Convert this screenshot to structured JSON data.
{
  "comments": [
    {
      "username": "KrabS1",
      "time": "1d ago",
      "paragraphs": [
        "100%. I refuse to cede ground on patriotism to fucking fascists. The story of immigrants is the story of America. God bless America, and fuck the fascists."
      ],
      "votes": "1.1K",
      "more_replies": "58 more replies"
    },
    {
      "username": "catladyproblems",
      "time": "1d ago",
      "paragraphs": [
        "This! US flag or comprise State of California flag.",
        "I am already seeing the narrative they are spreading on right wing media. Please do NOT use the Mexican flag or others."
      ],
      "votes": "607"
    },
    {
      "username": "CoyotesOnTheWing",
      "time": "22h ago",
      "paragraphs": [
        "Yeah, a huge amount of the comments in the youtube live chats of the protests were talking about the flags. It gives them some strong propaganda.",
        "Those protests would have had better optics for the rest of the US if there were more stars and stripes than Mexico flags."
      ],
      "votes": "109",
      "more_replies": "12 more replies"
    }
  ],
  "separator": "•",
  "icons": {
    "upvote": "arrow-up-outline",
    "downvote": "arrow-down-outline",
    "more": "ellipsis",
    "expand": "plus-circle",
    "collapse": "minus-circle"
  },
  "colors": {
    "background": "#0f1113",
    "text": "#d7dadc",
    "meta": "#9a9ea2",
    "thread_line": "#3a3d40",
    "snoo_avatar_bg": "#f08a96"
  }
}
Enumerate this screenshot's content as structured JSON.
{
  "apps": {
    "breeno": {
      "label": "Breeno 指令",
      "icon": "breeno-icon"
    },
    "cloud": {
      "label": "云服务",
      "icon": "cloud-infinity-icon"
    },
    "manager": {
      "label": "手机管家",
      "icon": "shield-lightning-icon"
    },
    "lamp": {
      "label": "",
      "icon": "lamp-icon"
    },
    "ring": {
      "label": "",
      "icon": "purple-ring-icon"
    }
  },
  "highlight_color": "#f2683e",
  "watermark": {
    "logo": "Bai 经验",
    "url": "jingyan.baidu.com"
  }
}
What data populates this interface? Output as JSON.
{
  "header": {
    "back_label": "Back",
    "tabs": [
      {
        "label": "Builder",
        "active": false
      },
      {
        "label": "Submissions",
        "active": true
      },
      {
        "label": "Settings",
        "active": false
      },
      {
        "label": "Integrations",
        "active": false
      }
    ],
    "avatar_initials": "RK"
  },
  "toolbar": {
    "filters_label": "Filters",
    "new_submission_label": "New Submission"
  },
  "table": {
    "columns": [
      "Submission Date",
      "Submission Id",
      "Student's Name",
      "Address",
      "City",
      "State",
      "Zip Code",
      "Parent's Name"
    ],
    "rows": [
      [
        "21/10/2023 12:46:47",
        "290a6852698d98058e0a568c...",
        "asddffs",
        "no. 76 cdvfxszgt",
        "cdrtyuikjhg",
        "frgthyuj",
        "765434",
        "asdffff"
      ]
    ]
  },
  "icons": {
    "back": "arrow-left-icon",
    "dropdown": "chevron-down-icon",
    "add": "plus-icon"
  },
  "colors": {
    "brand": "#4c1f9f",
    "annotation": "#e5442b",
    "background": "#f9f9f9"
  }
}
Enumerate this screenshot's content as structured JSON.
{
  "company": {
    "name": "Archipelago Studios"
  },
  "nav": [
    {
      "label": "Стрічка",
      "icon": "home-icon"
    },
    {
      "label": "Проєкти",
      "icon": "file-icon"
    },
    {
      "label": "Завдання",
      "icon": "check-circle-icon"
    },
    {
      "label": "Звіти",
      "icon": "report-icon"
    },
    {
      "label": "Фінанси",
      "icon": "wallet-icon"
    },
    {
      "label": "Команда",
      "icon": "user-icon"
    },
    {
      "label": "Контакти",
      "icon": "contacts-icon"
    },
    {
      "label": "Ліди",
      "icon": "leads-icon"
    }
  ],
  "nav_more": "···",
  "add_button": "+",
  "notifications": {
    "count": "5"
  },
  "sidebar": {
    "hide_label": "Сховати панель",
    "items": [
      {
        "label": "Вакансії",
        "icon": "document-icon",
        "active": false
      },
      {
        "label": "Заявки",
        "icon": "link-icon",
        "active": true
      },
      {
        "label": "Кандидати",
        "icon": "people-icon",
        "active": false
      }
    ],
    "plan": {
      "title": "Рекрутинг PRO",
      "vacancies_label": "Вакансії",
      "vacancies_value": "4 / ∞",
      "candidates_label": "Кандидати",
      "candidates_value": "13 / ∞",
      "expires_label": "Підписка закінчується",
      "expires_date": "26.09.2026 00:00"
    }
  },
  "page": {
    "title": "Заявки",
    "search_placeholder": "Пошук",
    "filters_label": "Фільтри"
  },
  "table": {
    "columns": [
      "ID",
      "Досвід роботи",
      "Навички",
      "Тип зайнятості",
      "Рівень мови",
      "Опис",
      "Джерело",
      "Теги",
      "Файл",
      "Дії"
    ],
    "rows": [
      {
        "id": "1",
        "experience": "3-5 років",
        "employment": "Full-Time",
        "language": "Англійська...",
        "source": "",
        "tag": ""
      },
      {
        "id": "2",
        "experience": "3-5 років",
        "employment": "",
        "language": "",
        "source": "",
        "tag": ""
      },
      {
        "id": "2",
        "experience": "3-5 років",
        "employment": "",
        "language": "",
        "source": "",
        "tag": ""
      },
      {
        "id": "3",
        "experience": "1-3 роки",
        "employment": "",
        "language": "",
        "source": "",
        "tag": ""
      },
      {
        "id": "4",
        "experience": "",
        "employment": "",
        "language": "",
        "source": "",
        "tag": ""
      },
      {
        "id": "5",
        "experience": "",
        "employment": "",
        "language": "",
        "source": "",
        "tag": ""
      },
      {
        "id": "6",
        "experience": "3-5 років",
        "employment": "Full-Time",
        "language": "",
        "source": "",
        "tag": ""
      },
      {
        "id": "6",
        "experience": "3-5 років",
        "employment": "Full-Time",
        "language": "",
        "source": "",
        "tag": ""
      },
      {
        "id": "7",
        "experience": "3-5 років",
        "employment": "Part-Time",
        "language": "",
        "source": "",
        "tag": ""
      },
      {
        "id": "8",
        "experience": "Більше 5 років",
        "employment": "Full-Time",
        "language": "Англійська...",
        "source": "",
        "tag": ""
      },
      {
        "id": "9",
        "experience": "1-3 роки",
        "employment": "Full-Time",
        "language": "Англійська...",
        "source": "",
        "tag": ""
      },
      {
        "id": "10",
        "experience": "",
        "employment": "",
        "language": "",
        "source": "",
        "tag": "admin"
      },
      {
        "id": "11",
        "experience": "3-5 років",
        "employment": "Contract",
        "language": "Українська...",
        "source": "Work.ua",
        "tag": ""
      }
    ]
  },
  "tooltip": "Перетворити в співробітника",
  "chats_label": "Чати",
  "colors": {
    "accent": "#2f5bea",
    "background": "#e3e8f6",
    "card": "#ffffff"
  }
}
+ + +
__EXERCISE REQUIREMENTS__: Go over the data above and copy every line that has the word "comments" in it.

__EXERCISE SOLUTION__:
  "comments": [
        "Yeah, a huge amount of the comments in the youtube live chats of the protests were talking about the flags. It gives them some strong propaganda.",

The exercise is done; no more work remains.